--- MATERIAL FOR THIS TASK ---
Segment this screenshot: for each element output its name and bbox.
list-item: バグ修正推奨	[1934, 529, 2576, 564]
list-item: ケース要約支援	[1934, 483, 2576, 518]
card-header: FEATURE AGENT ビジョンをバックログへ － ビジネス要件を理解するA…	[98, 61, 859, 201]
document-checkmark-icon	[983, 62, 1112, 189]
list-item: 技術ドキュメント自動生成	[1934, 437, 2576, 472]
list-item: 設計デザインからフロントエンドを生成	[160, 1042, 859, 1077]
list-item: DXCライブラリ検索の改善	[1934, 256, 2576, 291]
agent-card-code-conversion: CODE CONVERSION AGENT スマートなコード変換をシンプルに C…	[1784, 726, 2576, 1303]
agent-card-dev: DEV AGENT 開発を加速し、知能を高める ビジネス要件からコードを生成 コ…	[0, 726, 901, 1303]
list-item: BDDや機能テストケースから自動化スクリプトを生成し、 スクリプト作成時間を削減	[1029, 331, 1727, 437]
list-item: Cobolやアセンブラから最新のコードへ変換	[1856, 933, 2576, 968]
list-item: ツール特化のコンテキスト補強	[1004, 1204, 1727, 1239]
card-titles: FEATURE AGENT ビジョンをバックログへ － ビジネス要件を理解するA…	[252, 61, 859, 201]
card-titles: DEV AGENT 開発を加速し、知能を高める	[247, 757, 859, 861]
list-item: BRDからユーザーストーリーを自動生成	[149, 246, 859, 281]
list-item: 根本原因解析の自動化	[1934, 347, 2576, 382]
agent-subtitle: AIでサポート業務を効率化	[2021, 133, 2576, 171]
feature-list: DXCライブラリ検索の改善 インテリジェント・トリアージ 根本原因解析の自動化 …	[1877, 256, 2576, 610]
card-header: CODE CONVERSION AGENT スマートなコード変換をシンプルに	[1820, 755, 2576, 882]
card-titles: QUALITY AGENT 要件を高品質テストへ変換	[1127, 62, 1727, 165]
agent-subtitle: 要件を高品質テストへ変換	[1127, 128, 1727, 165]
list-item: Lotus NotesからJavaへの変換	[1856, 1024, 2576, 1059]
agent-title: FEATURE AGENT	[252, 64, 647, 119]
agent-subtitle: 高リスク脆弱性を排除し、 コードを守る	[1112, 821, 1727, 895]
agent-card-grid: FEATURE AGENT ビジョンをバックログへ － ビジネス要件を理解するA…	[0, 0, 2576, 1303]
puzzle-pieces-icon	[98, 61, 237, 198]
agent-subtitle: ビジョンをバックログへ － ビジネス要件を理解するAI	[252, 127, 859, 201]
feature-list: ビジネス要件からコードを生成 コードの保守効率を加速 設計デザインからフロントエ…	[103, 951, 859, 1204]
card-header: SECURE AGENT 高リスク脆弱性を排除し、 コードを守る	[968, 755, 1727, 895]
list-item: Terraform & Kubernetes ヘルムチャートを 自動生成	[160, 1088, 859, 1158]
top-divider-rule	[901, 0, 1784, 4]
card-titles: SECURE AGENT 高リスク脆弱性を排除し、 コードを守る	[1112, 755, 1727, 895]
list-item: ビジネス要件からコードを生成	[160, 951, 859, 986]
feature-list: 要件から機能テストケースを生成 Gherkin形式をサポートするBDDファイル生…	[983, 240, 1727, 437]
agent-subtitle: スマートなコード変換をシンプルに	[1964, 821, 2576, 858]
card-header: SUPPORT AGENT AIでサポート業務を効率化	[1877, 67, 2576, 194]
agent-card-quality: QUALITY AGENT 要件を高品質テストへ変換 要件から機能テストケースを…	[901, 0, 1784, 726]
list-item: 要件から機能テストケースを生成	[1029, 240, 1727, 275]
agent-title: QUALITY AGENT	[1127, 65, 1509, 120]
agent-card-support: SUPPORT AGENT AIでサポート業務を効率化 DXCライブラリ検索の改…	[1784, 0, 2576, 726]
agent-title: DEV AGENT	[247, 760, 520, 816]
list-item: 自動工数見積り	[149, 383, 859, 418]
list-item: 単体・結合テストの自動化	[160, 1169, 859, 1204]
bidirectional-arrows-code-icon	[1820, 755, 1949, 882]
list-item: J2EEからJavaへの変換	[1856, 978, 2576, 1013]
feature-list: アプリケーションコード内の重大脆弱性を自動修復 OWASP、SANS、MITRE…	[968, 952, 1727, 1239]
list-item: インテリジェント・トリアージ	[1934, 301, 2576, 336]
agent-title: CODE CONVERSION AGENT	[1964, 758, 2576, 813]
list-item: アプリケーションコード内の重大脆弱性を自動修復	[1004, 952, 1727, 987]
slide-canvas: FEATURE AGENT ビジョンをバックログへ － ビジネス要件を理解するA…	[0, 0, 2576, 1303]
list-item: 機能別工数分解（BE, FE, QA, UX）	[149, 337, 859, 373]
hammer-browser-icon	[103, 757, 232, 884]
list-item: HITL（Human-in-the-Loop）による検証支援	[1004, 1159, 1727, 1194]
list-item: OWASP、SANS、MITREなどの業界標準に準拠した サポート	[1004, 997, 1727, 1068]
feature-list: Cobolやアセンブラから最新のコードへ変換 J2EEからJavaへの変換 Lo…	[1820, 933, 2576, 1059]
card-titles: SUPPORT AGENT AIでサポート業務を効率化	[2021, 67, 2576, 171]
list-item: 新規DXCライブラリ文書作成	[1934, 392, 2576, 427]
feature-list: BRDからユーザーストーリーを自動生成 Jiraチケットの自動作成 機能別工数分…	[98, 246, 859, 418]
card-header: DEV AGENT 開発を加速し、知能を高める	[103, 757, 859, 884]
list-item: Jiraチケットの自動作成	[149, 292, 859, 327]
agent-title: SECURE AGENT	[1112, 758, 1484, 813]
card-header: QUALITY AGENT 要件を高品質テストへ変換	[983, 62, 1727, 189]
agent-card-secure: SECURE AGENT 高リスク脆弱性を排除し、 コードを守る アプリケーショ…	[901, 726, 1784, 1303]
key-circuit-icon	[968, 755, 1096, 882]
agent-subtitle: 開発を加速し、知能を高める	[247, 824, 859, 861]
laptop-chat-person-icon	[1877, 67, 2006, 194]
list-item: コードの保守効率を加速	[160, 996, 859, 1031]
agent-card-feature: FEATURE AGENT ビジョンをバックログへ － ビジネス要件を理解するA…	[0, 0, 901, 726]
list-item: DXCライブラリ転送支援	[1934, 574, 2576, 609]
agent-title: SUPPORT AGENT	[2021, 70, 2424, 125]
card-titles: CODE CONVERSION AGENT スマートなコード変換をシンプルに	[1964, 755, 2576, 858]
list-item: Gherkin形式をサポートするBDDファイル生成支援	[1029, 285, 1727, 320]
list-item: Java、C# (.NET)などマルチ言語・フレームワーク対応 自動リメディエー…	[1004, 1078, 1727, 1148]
---
## STATED EXERCISE
Could you copy the listing verbatim, from its first line through the line containing "agent-card-grid: FEATURE AGENT", including that line?

## OUTPUT
Segment this screenshot: for each element output its name and bbox.
list-item: バグ修正推奨	[1934, 529, 2576, 564]
list-item: ケース要約支援	[1934, 483, 2576, 518]
card-header: FEATURE AGENT ビジョンをバックログへ － ビジネス要件を理解するA…	[98, 61, 859, 201]
document-checkmark-icon	[983, 62, 1112, 189]
list-item: 技術ドキュメント自動生成	[1934, 437, 2576, 472]
list-item: 設計デザインからフロントエンドを生成	[160, 1042, 859, 1077]
list-item: DXCライブラリ検索の改善	[1934, 256, 2576, 291]
agent-card-code-conversion: CODE CONVERSION AGENT スマートなコード変換をシンプルに C…	[1784, 726, 2576, 1303]
agent-card-dev: DEV AGENT 開発を加速し、知能を高める ビジネス要件からコードを生成 コ…	[0, 726, 901, 1303]
list-item: BDDや機能テストケースから自動化スクリプトを生成し、 スクリプト作成時間を削減	[1029, 331, 1727, 437]
list-item: Cobolやアセンブラから最新のコードへ変換	[1856, 933, 2576, 968]
list-item: ツール特化のコンテキスト補強	[1004, 1204, 1727, 1239]
card-titles: FEATURE AGENT ビジョンをバックログへ － ビジネス要件を理解するA…	[252, 61, 859, 201]
card-titles: DEV AGENT 開発を加速し、知能を高める	[247, 757, 859, 861]
list-item: BRDからユーザーストーリーを自動生成	[149, 246, 859, 281]
list-item: 根本原因解析の自動化	[1934, 347, 2576, 382]
agent-subtitle: AIでサポート業務を効率化	[2021, 133, 2576, 171]
feature-list: DXCライブラリ検索の改善 インテリジェント・トリアージ 根本原因解析の自動化 …	[1877, 256, 2576, 610]
card-header: CODE CONVERSION AGENT スマートなコード変換をシンプルに	[1820, 755, 2576, 882]
card-titles: QUALITY AGENT 要件を高品質テストへ変換	[1127, 62, 1727, 165]
agent-subtitle: 要件を高品質テストへ変換	[1127, 128, 1727, 165]
list-item: Lotus NotesからJavaへの変換	[1856, 1024, 2576, 1059]
agent-title: FEATURE AGENT	[252, 64, 647, 119]
agent-subtitle: 高リスク脆弱性を排除し、 コードを守る	[1112, 821, 1727, 895]
agent-card-grid: FEATURE AGENT ビジョンをバックログへ － ビジネス要件を理解するA…	[0, 0, 2576, 1303]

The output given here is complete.